**Exercise directions:** Reproduce, without any change, everything from the start of the records down to and including the line that contains "Point (138, 546, 160, 560)".

**Given records:**
########
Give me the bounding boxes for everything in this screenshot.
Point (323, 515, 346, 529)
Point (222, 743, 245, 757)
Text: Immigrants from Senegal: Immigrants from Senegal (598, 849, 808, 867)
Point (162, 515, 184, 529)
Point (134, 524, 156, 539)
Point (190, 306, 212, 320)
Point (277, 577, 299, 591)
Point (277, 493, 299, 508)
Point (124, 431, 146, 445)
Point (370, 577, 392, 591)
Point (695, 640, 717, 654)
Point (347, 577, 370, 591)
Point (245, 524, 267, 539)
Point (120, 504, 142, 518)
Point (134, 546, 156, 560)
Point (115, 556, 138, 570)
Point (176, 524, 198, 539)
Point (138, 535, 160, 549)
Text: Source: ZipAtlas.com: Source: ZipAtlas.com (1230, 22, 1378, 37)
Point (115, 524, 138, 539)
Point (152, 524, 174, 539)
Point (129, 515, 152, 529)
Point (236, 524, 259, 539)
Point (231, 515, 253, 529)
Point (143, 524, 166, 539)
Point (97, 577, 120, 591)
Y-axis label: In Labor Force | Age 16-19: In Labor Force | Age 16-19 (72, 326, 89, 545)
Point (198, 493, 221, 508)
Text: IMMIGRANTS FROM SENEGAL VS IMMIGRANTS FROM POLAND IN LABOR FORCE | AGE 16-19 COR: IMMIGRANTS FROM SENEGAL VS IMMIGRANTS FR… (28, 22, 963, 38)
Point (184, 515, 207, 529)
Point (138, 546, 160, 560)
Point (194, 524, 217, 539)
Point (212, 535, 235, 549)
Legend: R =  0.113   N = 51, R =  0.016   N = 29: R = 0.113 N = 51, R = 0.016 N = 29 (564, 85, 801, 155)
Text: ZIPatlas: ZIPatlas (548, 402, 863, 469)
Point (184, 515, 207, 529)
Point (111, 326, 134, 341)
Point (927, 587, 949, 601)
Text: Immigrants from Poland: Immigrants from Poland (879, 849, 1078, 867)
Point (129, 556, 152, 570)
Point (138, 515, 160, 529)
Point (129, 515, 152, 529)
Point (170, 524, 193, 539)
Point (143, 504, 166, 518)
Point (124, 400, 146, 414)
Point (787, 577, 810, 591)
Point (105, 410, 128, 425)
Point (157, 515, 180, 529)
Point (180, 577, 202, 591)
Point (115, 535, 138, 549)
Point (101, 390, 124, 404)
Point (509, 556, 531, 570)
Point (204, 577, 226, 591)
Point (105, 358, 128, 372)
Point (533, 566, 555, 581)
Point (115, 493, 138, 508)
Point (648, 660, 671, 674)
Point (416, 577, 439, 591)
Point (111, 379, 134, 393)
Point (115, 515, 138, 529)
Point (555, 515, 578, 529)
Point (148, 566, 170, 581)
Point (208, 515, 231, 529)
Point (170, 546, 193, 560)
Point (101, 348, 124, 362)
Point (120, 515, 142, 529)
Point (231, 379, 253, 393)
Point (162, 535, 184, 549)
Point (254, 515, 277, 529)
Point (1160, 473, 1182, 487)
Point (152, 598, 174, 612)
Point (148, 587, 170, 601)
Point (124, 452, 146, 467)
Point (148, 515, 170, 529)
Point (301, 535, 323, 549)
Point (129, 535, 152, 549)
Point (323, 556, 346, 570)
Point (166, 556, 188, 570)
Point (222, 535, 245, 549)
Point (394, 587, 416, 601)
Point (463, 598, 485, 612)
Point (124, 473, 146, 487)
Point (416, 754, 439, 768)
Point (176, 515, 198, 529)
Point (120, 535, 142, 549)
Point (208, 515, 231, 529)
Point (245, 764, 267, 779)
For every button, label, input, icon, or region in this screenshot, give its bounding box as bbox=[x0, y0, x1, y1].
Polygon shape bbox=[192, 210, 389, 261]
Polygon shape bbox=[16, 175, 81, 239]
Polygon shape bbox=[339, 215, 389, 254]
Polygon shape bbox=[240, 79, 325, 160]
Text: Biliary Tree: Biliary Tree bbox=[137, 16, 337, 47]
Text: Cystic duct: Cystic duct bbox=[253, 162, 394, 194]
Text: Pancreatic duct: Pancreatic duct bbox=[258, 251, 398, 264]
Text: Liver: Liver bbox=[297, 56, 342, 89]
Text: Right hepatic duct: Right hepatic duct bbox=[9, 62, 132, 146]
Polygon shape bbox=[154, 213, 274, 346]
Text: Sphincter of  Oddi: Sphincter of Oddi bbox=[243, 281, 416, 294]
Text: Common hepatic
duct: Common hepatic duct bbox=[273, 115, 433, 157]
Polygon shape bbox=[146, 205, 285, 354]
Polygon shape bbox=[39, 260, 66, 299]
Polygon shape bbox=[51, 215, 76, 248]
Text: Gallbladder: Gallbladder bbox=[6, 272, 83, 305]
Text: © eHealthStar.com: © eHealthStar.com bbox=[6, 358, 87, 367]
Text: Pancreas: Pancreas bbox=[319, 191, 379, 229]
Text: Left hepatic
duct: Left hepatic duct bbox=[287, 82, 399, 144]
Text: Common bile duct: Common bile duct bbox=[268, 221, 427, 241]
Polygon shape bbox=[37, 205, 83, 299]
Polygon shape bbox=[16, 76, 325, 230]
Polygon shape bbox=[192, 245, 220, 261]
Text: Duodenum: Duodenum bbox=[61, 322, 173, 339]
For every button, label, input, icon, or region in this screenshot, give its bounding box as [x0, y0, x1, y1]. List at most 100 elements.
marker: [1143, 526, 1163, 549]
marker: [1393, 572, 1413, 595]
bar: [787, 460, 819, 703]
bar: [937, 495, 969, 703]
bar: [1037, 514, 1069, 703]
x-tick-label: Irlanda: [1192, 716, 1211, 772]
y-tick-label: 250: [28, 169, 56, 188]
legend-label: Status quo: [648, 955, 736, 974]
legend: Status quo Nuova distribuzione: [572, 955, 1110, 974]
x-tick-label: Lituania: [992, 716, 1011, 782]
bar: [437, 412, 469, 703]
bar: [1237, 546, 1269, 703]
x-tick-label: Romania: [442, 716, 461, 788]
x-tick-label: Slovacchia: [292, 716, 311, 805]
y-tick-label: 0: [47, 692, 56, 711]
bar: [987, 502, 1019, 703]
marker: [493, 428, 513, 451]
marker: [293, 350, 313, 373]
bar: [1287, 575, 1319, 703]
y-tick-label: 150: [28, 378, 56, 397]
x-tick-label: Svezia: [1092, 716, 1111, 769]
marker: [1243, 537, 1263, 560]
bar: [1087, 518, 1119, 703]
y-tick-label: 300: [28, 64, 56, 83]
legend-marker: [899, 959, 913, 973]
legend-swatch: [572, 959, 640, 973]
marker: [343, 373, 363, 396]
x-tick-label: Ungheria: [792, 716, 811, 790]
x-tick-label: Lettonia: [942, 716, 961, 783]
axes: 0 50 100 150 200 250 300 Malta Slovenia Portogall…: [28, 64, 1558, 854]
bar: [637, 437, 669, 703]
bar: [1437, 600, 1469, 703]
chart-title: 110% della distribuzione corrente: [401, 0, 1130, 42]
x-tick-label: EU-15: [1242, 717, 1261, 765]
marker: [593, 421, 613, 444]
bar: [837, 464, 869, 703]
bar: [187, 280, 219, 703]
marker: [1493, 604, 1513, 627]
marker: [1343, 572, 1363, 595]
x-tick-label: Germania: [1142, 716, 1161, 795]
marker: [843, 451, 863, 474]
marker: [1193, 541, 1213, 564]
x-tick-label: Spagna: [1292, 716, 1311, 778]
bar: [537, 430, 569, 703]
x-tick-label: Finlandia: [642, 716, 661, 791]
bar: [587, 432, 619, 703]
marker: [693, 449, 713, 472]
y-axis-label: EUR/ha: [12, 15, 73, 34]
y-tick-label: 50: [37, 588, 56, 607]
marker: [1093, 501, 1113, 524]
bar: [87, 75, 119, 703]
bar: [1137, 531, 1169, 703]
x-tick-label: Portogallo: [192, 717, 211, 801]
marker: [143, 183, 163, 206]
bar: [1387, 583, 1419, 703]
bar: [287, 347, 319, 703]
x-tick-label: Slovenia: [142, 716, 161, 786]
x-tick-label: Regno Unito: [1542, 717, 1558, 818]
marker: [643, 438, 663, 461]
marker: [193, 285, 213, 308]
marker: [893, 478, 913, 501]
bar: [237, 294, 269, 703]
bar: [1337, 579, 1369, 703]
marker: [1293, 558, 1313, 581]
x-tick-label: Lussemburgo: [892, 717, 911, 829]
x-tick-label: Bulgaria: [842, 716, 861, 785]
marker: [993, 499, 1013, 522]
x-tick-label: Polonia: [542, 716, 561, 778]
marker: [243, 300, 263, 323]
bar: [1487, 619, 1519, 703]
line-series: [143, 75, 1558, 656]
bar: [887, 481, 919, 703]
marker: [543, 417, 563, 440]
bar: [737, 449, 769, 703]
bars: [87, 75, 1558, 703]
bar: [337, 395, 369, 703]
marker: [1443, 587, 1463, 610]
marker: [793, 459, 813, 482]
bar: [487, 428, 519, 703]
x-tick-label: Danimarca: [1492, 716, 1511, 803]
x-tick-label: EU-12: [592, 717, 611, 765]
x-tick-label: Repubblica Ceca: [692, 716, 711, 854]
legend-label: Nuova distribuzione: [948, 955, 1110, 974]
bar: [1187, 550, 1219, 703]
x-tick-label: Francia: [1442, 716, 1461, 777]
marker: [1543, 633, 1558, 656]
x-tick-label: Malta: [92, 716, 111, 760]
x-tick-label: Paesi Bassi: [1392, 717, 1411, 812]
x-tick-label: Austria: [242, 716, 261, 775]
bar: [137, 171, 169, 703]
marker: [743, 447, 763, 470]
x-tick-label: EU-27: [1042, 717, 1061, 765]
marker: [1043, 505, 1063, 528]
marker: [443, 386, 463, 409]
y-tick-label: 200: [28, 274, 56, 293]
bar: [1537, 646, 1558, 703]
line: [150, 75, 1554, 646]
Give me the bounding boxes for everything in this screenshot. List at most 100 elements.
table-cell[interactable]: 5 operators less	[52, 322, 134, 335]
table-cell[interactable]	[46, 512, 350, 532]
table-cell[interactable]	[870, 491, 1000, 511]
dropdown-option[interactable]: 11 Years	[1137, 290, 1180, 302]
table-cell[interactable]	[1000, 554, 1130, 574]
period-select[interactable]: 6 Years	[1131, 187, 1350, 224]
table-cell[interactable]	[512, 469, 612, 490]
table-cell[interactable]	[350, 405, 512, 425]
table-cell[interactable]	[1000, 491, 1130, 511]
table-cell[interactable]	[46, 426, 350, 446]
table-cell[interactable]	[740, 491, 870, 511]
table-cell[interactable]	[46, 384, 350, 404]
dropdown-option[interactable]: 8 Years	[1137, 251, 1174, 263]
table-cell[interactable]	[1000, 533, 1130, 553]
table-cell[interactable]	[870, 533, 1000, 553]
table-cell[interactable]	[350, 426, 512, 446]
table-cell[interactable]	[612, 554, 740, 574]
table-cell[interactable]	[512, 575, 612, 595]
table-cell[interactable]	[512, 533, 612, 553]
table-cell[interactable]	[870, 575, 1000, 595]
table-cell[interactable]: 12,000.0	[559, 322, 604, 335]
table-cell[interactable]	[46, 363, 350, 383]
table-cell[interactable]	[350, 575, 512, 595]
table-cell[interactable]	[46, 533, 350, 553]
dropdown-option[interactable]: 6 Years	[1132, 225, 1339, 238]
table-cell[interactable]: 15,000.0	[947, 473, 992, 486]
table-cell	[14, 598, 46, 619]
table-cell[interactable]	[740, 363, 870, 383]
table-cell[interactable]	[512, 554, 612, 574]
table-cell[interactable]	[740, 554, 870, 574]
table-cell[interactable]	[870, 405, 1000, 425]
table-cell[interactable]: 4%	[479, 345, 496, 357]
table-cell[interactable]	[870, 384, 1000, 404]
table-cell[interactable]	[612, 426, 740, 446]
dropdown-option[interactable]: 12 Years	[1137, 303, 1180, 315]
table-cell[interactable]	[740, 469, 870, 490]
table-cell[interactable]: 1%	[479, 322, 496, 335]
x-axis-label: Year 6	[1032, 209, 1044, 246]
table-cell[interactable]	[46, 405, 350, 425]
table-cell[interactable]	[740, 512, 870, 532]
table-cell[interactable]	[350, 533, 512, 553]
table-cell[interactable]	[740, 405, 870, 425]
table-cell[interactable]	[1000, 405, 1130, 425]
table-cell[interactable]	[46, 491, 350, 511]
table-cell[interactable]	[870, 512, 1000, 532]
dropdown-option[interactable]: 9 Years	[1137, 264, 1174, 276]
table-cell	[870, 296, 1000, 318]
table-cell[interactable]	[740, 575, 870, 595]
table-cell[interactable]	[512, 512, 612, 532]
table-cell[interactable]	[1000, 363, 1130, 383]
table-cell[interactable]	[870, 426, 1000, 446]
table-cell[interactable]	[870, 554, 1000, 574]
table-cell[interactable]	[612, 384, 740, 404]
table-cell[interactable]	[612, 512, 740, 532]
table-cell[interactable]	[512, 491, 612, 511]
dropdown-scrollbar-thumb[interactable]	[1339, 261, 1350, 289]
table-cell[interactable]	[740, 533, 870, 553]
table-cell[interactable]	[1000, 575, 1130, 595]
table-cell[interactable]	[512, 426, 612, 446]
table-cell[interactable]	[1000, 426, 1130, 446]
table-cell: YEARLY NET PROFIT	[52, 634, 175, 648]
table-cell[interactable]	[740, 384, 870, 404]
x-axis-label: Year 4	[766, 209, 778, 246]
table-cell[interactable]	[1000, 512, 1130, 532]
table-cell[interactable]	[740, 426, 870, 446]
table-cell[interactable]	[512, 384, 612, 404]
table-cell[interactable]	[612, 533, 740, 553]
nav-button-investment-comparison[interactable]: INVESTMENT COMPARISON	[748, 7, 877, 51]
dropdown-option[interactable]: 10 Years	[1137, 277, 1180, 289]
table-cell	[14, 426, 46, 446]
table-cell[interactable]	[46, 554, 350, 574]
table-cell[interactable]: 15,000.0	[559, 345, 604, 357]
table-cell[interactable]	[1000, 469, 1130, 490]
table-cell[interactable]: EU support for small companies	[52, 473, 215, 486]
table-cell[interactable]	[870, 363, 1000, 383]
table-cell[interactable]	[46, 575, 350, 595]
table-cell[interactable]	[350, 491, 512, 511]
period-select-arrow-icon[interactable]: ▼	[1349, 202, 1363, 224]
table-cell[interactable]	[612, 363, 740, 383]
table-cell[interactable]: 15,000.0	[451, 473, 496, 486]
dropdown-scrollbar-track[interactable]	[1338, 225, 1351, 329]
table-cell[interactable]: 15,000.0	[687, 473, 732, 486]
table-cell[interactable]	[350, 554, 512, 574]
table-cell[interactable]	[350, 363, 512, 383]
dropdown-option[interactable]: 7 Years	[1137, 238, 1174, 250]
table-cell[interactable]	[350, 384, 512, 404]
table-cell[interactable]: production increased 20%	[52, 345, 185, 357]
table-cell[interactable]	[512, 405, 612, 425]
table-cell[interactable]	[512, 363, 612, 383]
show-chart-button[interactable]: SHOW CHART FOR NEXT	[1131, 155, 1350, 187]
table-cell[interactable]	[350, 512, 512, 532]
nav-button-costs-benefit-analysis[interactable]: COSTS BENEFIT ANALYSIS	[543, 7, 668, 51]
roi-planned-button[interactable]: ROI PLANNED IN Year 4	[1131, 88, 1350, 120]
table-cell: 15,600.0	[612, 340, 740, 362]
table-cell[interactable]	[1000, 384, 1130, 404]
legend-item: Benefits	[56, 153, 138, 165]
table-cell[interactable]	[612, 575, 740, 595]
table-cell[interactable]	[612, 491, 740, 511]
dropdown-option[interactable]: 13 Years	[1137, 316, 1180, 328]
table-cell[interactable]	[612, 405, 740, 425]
########
**Exercise result:**
Give me the bounding boxes for everything in this screenshot.
Point (323, 515, 346, 529)
Point (222, 743, 245, 757)
Text: Immigrants from Senegal: Immigrants from Senegal (598, 849, 808, 867)
Point (162, 515, 184, 529)
Point (134, 524, 156, 539)
Point (190, 306, 212, 320)
Point (277, 577, 299, 591)
Point (277, 493, 299, 508)
Point (124, 431, 146, 445)
Point (370, 577, 392, 591)
Point (695, 640, 717, 654)
Point (347, 577, 370, 591)
Point (245, 524, 267, 539)
Point (120, 504, 142, 518)
Point (134, 546, 156, 560)
Point (115, 556, 138, 570)
Point (176, 524, 198, 539)
Point (138, 535, 160, 549)
Text: Source: ZipAtlas.com: Source: ZipAtlas.com (1230, 22, 1378, 37)
Point (115, 524, 138, 539)
Point (152, 524, 174, 539)
Point (129, 515, 152, 529)
Point (236, 524, 259, 539)
Point (231, 515, 253, 529)
Point (143, 524, 166, 539)
Point (97, 577, 120, 591)
Y-axis label: In Labor Force | Age 16-19: In Labor Force | Age 16-19 (72, 326, 89, 545)
Point (198, 493, 221, 508)
Text: IMMIGRANTS FROM SENEGAL VS IMMIGRANTS FROM POLAND IN LABOR FORCE | AGE 16-19 COR: IMMIGRANTS FROM SENEGAL VS IMMIGRANTS FR… (28, 22, 963, 38)
Point (184, 515, 207, 529)
Point (138, 546, 160, 560)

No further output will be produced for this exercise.